_Given data_:
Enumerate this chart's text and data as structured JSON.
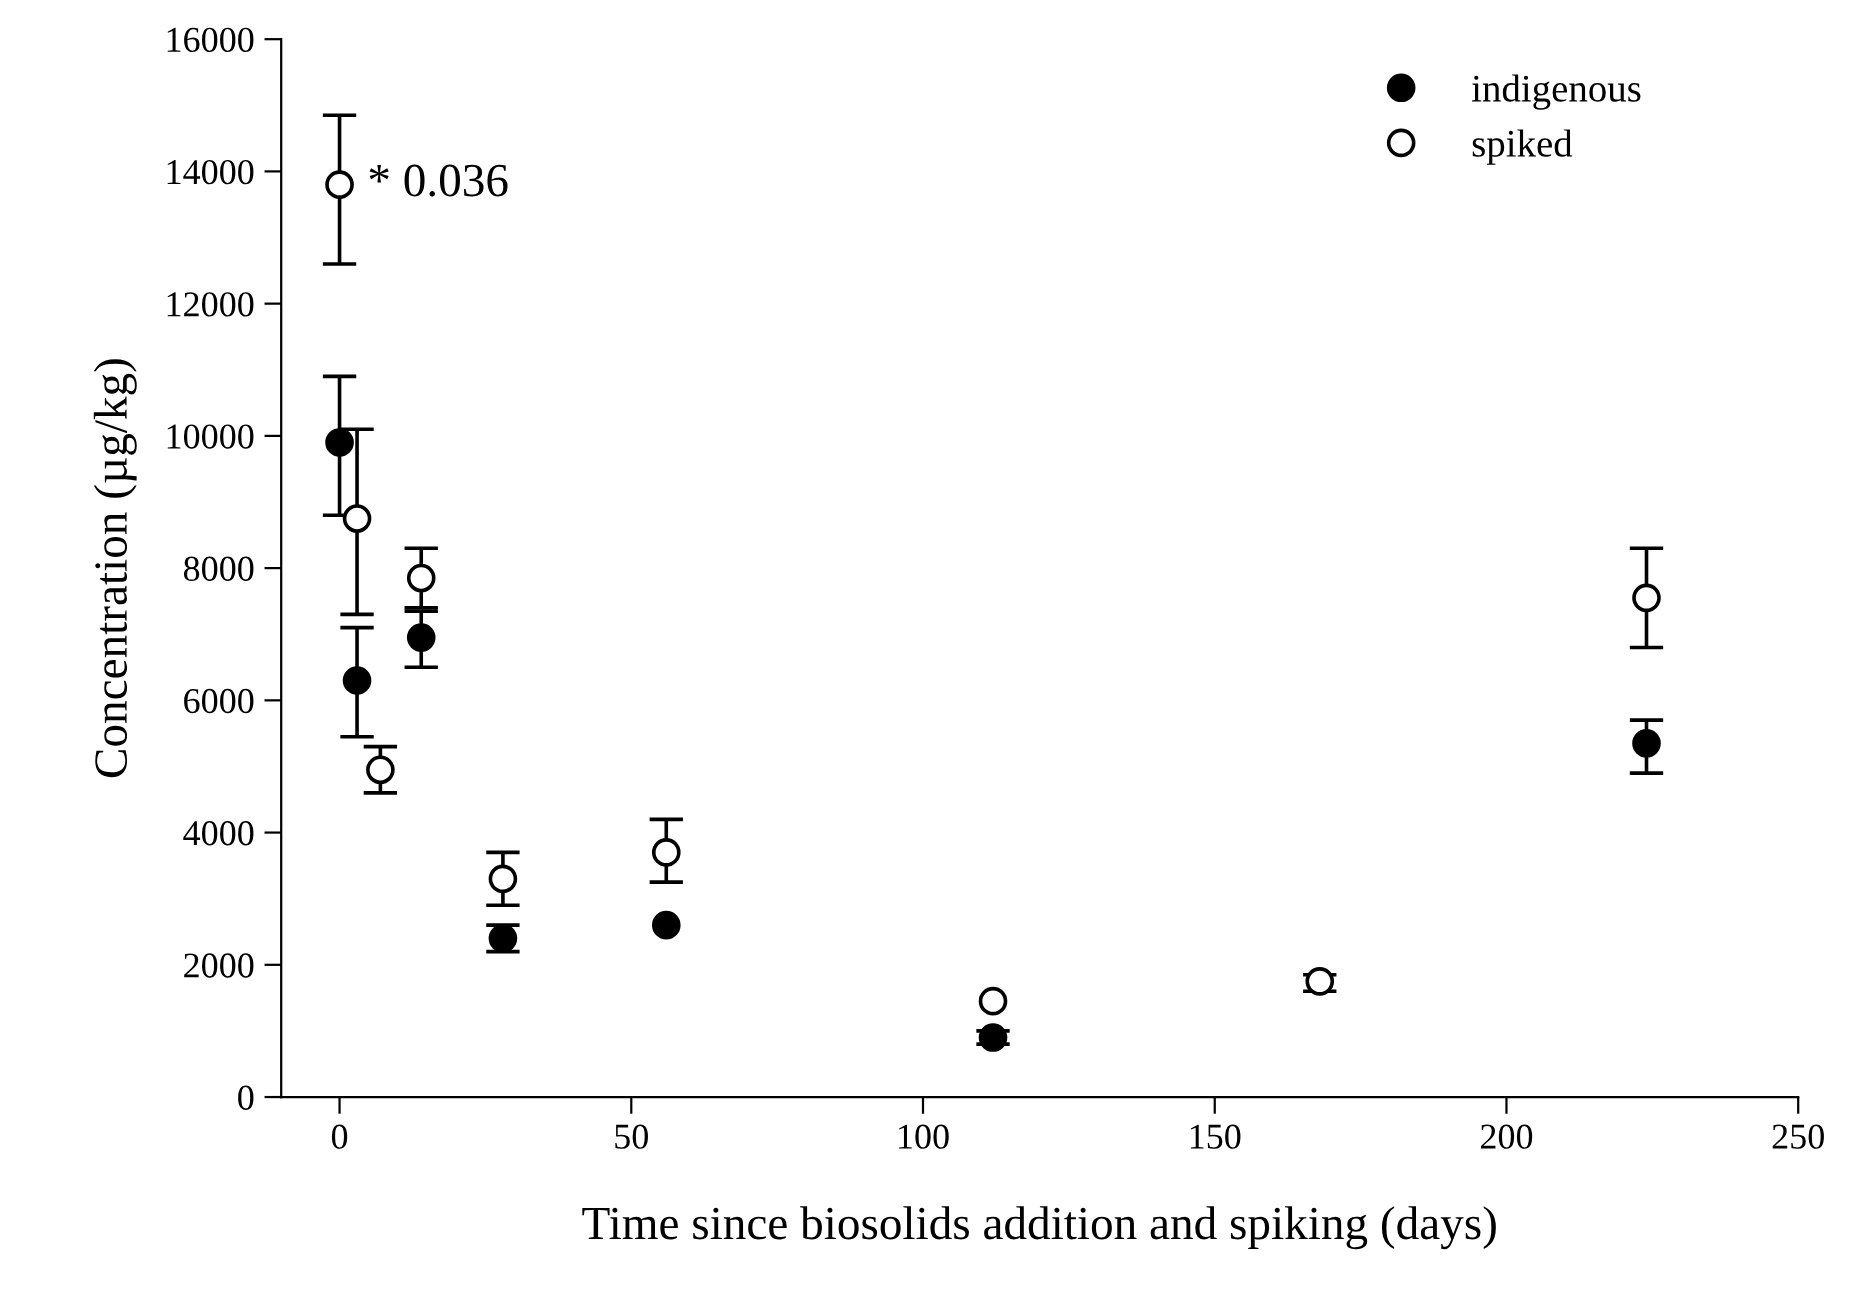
{
  "chart_data": {
    "type": "scatter",
    "xlabel": "Time since biosolids addition and spiking (days)",
    "ylabel": "Concentration (µg/kg)",
    "x": [
      0,
      3,
      7,
      14,
      28,
      56,
      112,
      168,
      224
    ],
    "series": [
      {
        "name": "indigenous",
        "color": "#000000",
        "values": [
          9900,
          6300,
          null,
          6950,
          2400,
          2600,
          900,
          null,
          5350
        ],
        "errors": [
          [
            8800,
            10900
          ],
          [
            5450,
            7100
          ],
          null,
          [
            6500,
            7350
          ],
          [
            2200,
            2600
          ],
          null,
          [
            800,
            1000
          ],
          null,
          [
            4900,
            5700
          ]
        ]
      },
      {
        "name": "spiked",
        "color": "#ffffff",
        "values": [
          13800,
          8750,
          4950,
          7850,
          3300,
          3700,
          1450,
          1750,
          7550
        ],
        "errors": [
          [
            12600,
            14850
          ],
          [
            7300,
            10100
          ],
          [
            4600,
            5300
          ],
          [
            7400,
            8300
          ],
          [
            2900,
            3700
          ],
          [
            3250,
            4200
          ],
          null,
          [
            1600,
            1850
          ],
          [
            6800,
            8300
          ]
        ]
      }
    ],
    "annotations": [
      {
        "text": "* 0.036",
        "x": 0,
        "y": 13800
      }
    ],
    "xlim": [
      -10,
      250
    ],
    "xticks": [
      0,
      50,
      100,
      150,
      200,
      250
    ],
    "ylim": [
      0,
      16000
    ],
    "yticks": [
      0,
      2000,
      4000,
      6000,
      8000,
      10000,
      12000,
      14000,
      16000
    ],
    "grid": false,
    "legend": "top right",
    "marker": "circle"
  }
}
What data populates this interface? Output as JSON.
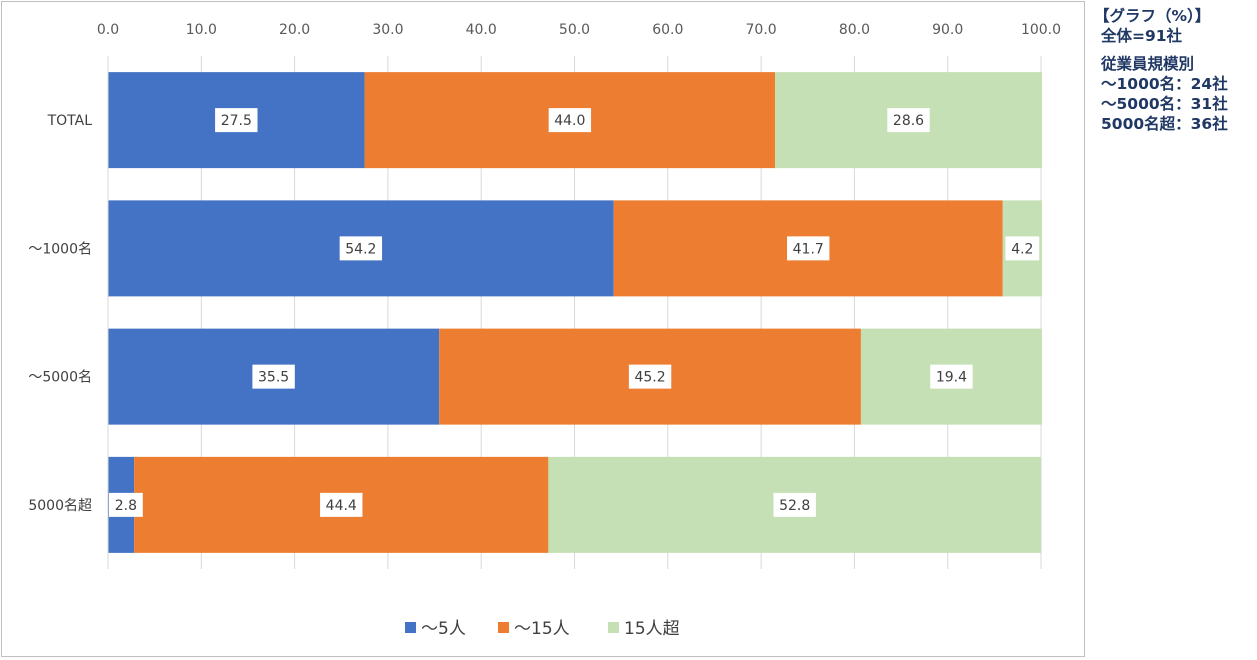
{
  "chart_data": {
    "type": "bar",
    "orientation": "horizontal",
    "stacked": true,
    "categories": [
      "TOTAL",
      "～1000名",
      "～5000名",
      "5000名超"
    ],
    "series": [
      {
        "name": "～5人",
        "values": [
          27.5,
          54.2,
          35.5,
          2.8
        ]
      },
      {
        "name": "～15人",
        "values": [
          44.0,
          41.7,
          45.2,
          44.4
        ]
      },
      {
        "name": "15人超",
        "values": [
          28.6,
          4.2,
          19.4,
          52.8
        ]
      }
    ],
    "xlim": [
      0,
      100
    ],
    "xticks": [
      "0.0",
      "10.0",
      "20.0",
      "30.0",
      "40.0",
      "50.0",
      "60.0",
      "70.0",
      "80.0",
      "90.0",
      "100.0"
    ],
    "x_axis_position": "top",
    "grid": "vertical",
    "legend_position": "bottom",
    "colors": [
      "#4472c4",
      "#ed7d31",
      "#c5e0b4"
    ]
  },
  "note": {
    "lines": [
      "【グラフ（%）】",
      "全体=91社",
      "従業員規模別",
      "～1000名：24社",
      "～5000名：31社",
      "5000名超：36社"
    ]
  }
}
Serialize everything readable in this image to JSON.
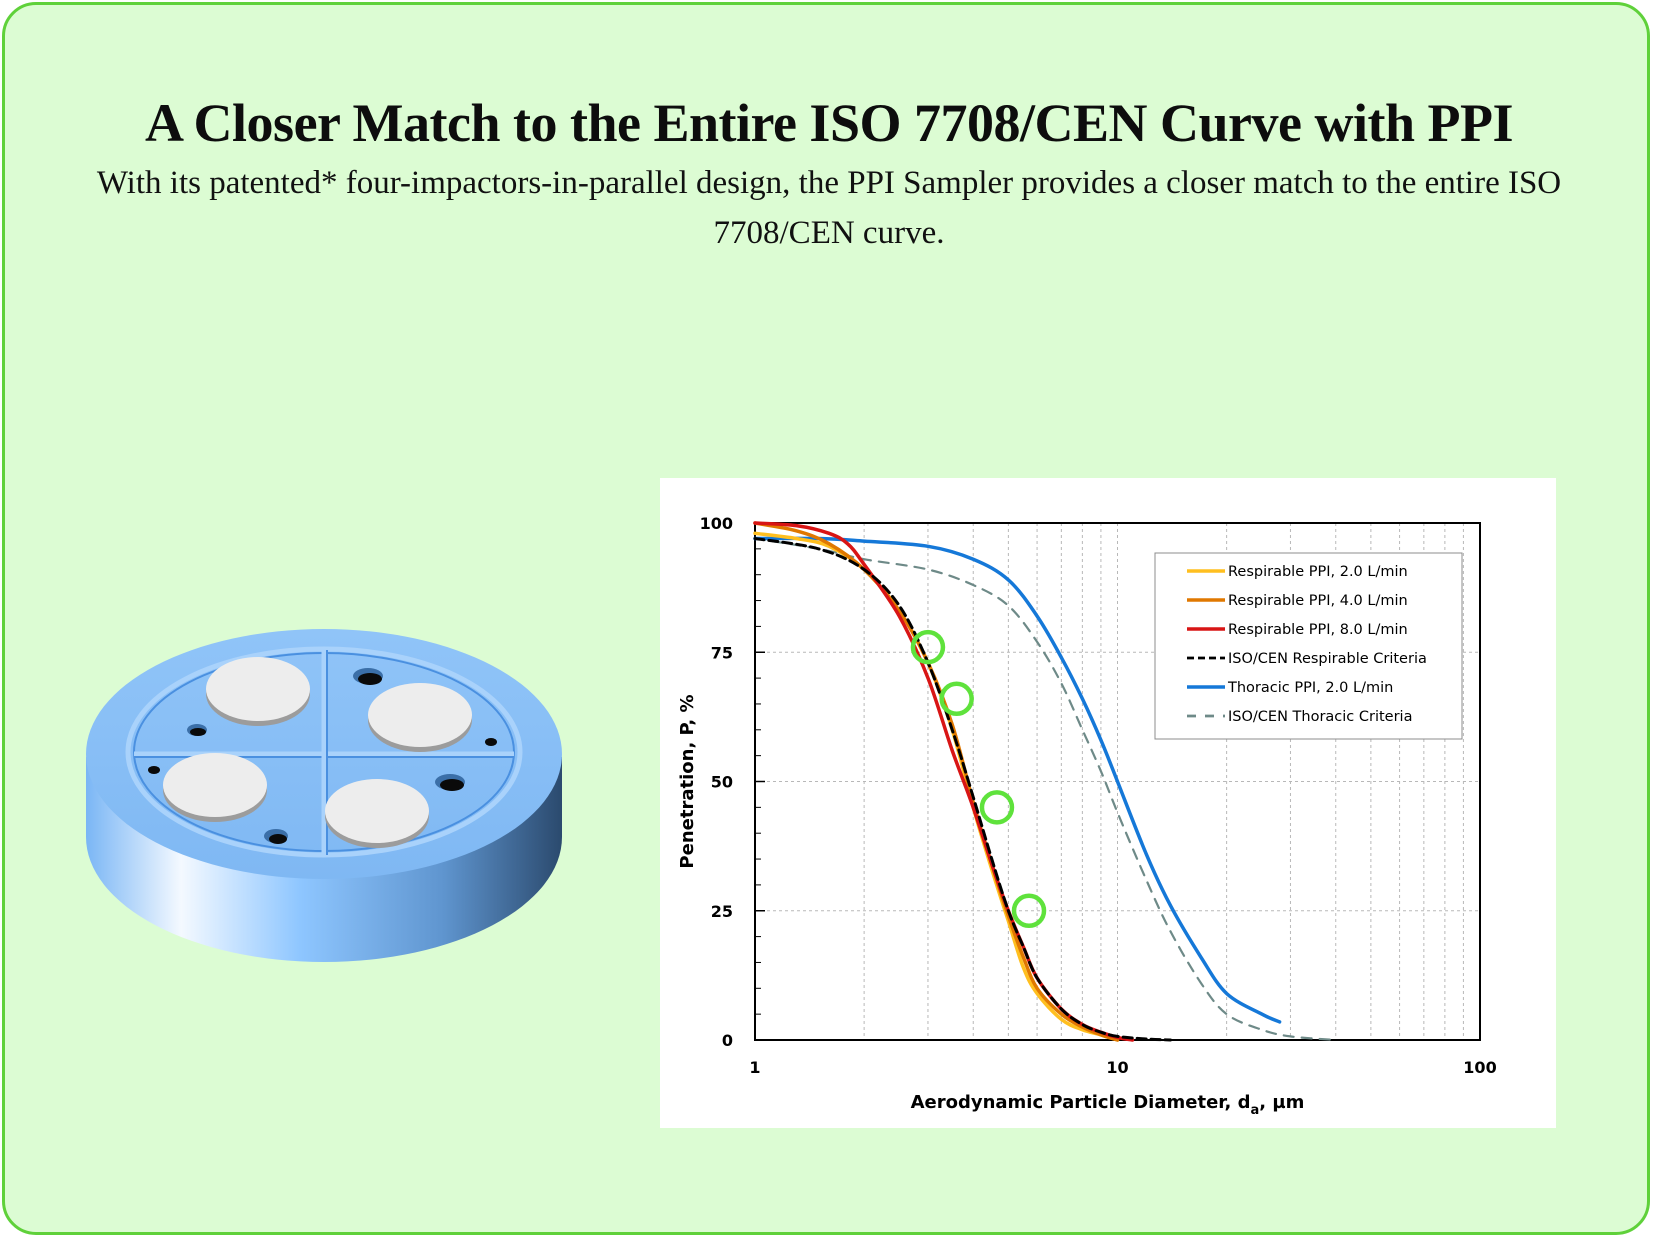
{
  "page": {
    "title": "A Closer Match to the Entire ISO 7708/CEN Curve with PPI",
    "subtitle": "With its patented* four-impactors-in-parallel design, the PPI Sampler provides a closer match to the entire ISO 7708/CEN curve."
  },
  "colors": {
    "background": "#dcfcd3",
    "border": "#5fd13a",
    "device_blue": "#86bdf7",
    "marker_green": "#5fe23c"
  },
  "chart_data": {
    "type": "line",
    "xlabel_main": "Aerodynamic Particle Diameter, d",
    "xlabel_sub": "a",
    "xlabel_unit": ", µm",
    "ylabel": "Penetration, P, %",
    "xscale": "log",
    "xlim": [
      1,
      100
    ],
    "ylim": [
      0,
      100
    ],
    "xticks": [
      1,
      10,
      100
    ],
    "xtick_labels": [
      "1",
      "10",
      "100"
    ],
    "yticks": [
      0,
      25,
      50,
      75,
      100
    ],
    "ytick_labels": [
      "0",
      "25",
      "50",
      "75",
      "100"
    ],
    "grid": true,
    "legend_position": "top-right",
    "series": [
      {
        "name": "Respirable PPI, 2.0 L/min",
        "color": "#ffbf1f",
        "dash": "solid",
        "x": [
          1.0,
          1.3,
          1.6,
          2.0,
          2.5,
          3.0,
          3.5,
          4.0,
          4.5,
          5.0,
          5.5,
          6.0,
          7.0,
          8.0,
          9.0,
          10.0
        ],
        "y": [
          98,
          97,
          95.5,
          91,
          83,
          73,
          60,
          45,
          33,
          23,
          14,
          9,
          4,
          2,
          1,
          0
        ]
      },
      {
        "name": "Respirable PPI, 4.0 L/min",
        "color": "#e07800",
        "dash": "solid",
        "x": [
          1.0,
          1.3,
          1.6,
          2.0,
          2.5,
          3.0,
          3.5,
          4.0,
          4.5,
          5.0,
          5.5,
          6.0,
          7.0,
          8.0,
          9.0,
          10.0
        ],
        "y": [
          100,
          98.5,
          96,
          91,
          83,
          73,
          61,
          46,
          34,
          24,
          16,
          10,
          5,
          2.5,
          1,
          0
        ]
      },
      {
        "name": "Respirable PPI, 8.0 L/min",
        "color": "#d81515",
        "dash": "solid",
        "x": [
          1.0,
          1.3,
          1.6,
          1.8,
          2.0,
          2.5,
          3.0,
          3.5,
          4.0,
          4.5,
          5.0,
          5.5,
          6.0,
          7.0,
          8.0,
          9.0,
          10.0,
          11.0
        ],
        "y": [
          100,
          99.5,
          98,
          96,
          92,
          82,
          70,
          56,
          45,
          34,
          25,
          18,
          12,
          6,
          3,
          1.5,
          0.5,
          0
        ]
      },
      {
        "name": "ISO/CEN Respirable Criteria",
        "color": "#000000",
        "dash": "dash",
        "x": [
          1.0,
          1.5,
          2.0,
          2.5,
          3.0,
          3.5,
          4.0,
          4.5,
          5.0,
          5.5,
          6.0,
          7.0,
          8.0,
          9.0,
          10.0,
          12.0,
          14.0
        ],
        "y": [
          97,
          95,
          91,
          84,
          73,
          60,
          47,
          35,
          25,
          18,
          12,
          6,
          3,
          1.5,
          0.7,
          0.2,
          0
        ]
      },
      {
        "name": "Thoracic PPI, 2.0 L/min",
        "color": "#1578d8",
        "dash": "solid",
        "x": [
          1.0,
          1.5,
          2.0,
          3.0,
          4.0,
          5.0,
          6.0,
          7.0,
          8.0,
          9.0,
          10.0,
          12.0,
          14.0,
          17.0,
          20.0,
          25.0,
          28.0
        ],
        "y": [
          97,
          97,
          96.5,
          95.5,
          93,
          89,
          82,
          74,
          66,
          58,
          50,
          36,
          26,
          16,
          9,
          5,
          3.5
        ]
      },
      {
        "name": "ISO/CEN Thoracic Criteria",
        "color": "#6e8a88",
        "dash": "longdash",
        "x": [
          1.0,
          1.5,
          2.0,
          3.0,
          4.0,
          5.0,
          6.0,
          7.0,
          8.0,
          9.0,
          10.0,
          12.0,
          14.0,
          17.0,
          20.0,
          25.0,
          30.0,
          40.0
        ],
        "y": [
          97,
          95,
          93,
          91,
          88,
          84,
          77,
          69,
          60,
          52,
          44,
          31,
          21,
          11,
          5,
          2,
          0.7,
          0
        ]
      }
    ],
    "highlight_markers": {
      "color": "#5fe23c",
      "points": [
        {
          "x": 3.0,
          "y": 76
        },
        {
          "x": 3.6,
          "y": 66
        },
        {
          "x": 4.65,
          "y": 45
        },
        {
          "x": 5.7,
          "y": 25
        }
      ]
    }
  }
}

_Problem_: Exclude the pictures, and transcribe all of the material exactly.

_Task result_:
Enumerate this chart's text and data as structured JSON.
{
  "chart_data": {
    "type": "scatter",
    "xlabel": "Time since biosolids addition and spiking (days)",
    "ylabel": "Concentration (µg/kg)",
    "x": [
      0,
      3,
      7,
      14,
      28,
      56,
      112,
      168,
      224
    ],
    "series": [
      {
        "name": "indigenous",
        "color": "#000000",
        "values": [
          9900,
          6300,
          null,
          6950,
          2400,
          2600,
          900,
          null,
          5350
        ],
        "errors": [
          [
            8800,
            10900
          ],
          [
            5450,
            7100
          ],
          null,
          [
            6500,
            7350
          ],
          [
            2200,
            2600
          ],
          null,
          [
            800,
            1000
          ],
          null,
          [
            4900,
            5700
          ]
        ]
      },
      {
        "name": "spiked",
        "color": "#ffffff",
        "values": [
          13800,
          8750,
          4950,
          7850,
          3300,
          3700,
          1450,
          1750,
          7550
        ],
        "errors": [
          [
            12600,
            14850
          ],
          [
            7300,
            10100
          ],
          [
            4600,
            5300
          ],
          [
            7400,
            8300
          ],
          [
            2900,
            3700
          ],
          [
            3250,
            4200
          ],
          null,
          [
            1600,
            1850
          ],
          [
            6800,
            8300
          ]
        ]
      }
    ],
    "annotations": [
      {
        "text": "* 0.036",
        "x": 0,
        "y": 13800
      }
    ],
    "xlim": [
      -10,
      250
    ],
    "xticks": [
      0,
      50,
      100,
      150,
      200,
      250
    ],
    "ylim": [
      0,
      16000
    ],
    "yticks": [
      0,
      2000,
      4000,
      6000,
      8000,
      10000,
      12000,
      14000,
      16000
    ],
    "grid": false,
    "legend": "top right",
    "marker": "circle"
  }
}
What data populates this interface? Output as JSON.
{
  "chart_data": {
    "type": "bar",
    "orientation": "horizontal",
    "stacked": true,
    "categories": [
      "TOTAL",
      "～1000名",
      "～5000名",
      "5000名超"
    ],
    "series": [
      {
        "name": "～5人",
        "values": [
          27.5,
          54.2,
          35.5,
          2.8
        ]
      },
      {
        "name": "～15人",
        "values": [
          44.0,
          41.7,
          45.2,
          44.4
        ]
      },
      {
        "name": "15人超",
        "values": [
          28.6,
          4.2,
          19.4,
          52.8
        ]
      }
    ],
    "xlim": [
      0,
      100
    ],
    "xticks": [
      "0.0",
      "10.0",
      "20.0",
      "30.0",
      "40.0",
      "50.0",
      "60.0",
      "70.0",
      "80.0",
      "90.0",
      "100.0"
    ],
    "x_axis_position": "top",
    "grid": "vertical",
    "legend_position": "bottom",
    "colors": [
      "#4472c4",
      "#ed7d31",
      "#c5e0b4"
    ]
  },
  "note": {
    "lines": [
      "【グラフ（%）】",
      "全体=91社",
      "従業員規模別",
      "～1000名：24社",
      "～5000名：31社",
      "5000名超：36社"
    ]
  }
}
Serialize everything readable in this image to JSON.
{
  "page": {
    "title": "A Closer Match to the Entire ISO 7708/CEN Curve with PPI",
    "subtitle": "With its patented* four-impactors-in-parallel design, the PPI Sampler provides a closer match to the entire ISO 7708/CEN curve."
  },
  "colors": {
    "background": "#dcfcd3",
    "border": "#5fd13a",
    "device_blue": "#86bdf7",
    "marker_green": "#5fe23c"
  },
  "chart_data": {
    "type": "line",
    "xlabel_main": "Aerodynamic Particle Diameter, d",
    "xlabel_sub": "a",
    "xlabel_unit": ", µm",
    "ylabel": "Penetration, P, %",
    "xscale": "log",
    "xlim": [
      1,
      100
    ],
    "ylim": [
      0,
      100
    ],
    "xticks": [
      1,
      10,
      100
    ],
    "xtick_labels": [
      "1",
      "10",
      "100"
    ],
    "yticks": [
      0,
      25,
      50,
      75,
      100
    ],
    "ytick_labels": [
      "0",
      "25",
      "50",
      "75",
      "100"
    ],
    "grid": true,
    "legend_position": "top-right",
    "series": [
      {
        "name": "Respirable PPI, 2.0 L/min",
        "color": "#ffbf1f",
        "dash": "solid",
        "x": [
          1.0,
          1.3,
          1.6,
          2.0,
          2.5,
          3.0,
          3.5,
          4.0,
          4.5,
          5.0,
          5.5,
          6.0,
          7.0,
          8.0,
          9.0,
          10.0
        ],
        "y": [
          98,
          97,
          95.5,
          91,
          83,
          73,
          60,
          45,
          33,
          23,
          14,
          9,
          4,
          2,
          1,
          0
        ]
      },
      {
        "name": "Respirable PPI, 4.0 L/min",
        "color": "#e07800",
        "dash": "solid",
        "x": [
          1.0,
          1.3,
          1.6,
          2.0,
          2.5,
          3.0,
          3.5,
          4.0,
          4.5,
          5.0,
          5.5,
          6.0,
          7.0,
          8.0,
          9.0,
          10.0
        ],
        "y": [
          100,
          98.5,
          96,
          91,
          83,
          73,
          61,
          46,
          34,
          24,
          16,
          10,
          5,
          2.5,
          1,
          0
        ]
      },
      {
        "name": "Respirable PPI, 8.0 L/min",
        "color": "#d81515",
        "dash": "solid",
        "x": [
          1.0,
          1.3,
          1.6,
          1.8,
          2.0,
          2.5,
          3.0,
          3.5,
          4.0,
          4.5,
          5.0,
          5.5,
          6.0,
          7.0,
          8.0,
          9.0,
          10.0,
          11.0
        ],
        "y": [
          100,
          99.5,
          98,
          96,
          92,
          82,
          70,
          56,
          45,
          34,
          25,
          18,
          12,
          6,
          3,
          1.5,
          0.5,
          0
        ]
      },
      {
        "name": "ISO/CEN Respirable Criteria",
        "color": "#000000",
        "dash": "dash",
        "x": [
          1.0,
          1.5,
          2.0,
          2.5,
          3.0,
          3.5,
          4.0,
          4.5,
          5.0,
          5.5,
          6.0,
          7.0,
          8.0,
          9.0,
          10.0,
          12.0,
          14.0
        ],
        "y": [
          97,
          95,
          91,
          84,
          73,
          60,
          47,
          35,
          25,
          18,
          12,
          6,
          3,
          1.5,
          0.7,
          0.2,
          0
        ]
      },
      {
        "name": "Thoracic PPI, 2.0 L/min",
        "color": "#1578d8",
        "dash": "solid",
        "x": [
          1.0,
          1.5,
          2.0,
          3.0,
          4.0,
          5.0,
          6.0,
          7.0,
          8.0,
          9.0,
          10.0,
          12.0,
          14.0,
          17.0,
          20.0,
          25.0,
          28.0
        ],
        "y": [
          97,
          97,
          96.5,
          95.5,
          93,
          89,
          82,
          74,
          66,
          58,
          50,
          36,
          26,
          16,
          9,
          5,
          3.5
        ]
      },
      {
        "name": "ISO/CEN Thoracic Criteria",
        "color": "#6e8a88",
        "dash": "longdash",
        "x": [
          1.0,
          1.5,
          2.0,
          3.0,
          4.0,
          5.0,
          6.0,
          7.0,
          8.0,
          9.0,
          10.0,
          12.0,
          14.0,
          17.0,
          20.0,
          25.0,
          30.0,
          40.0
        ],
        "y": [
          97,
          95,
          93,
          91,
          88,
          84,
          77,
          69,
          60,
          52,
          44,
          31,
          21,
          11,
          5,
          2,
          0.7,
          0
        ]
      }
    ],
    "highlight_markers": {
      "color": "#5fe23c",
      "points": [
        {
          "x": 3.0,
          "y": 76
        },
        {
          "x": 3.6,
          "y": 66
        },
        {
          "x": 4.65,
          "y": 45
        },
        {
          "x": 5.7,
          "y": 25
        }
      ]
    }
  }
}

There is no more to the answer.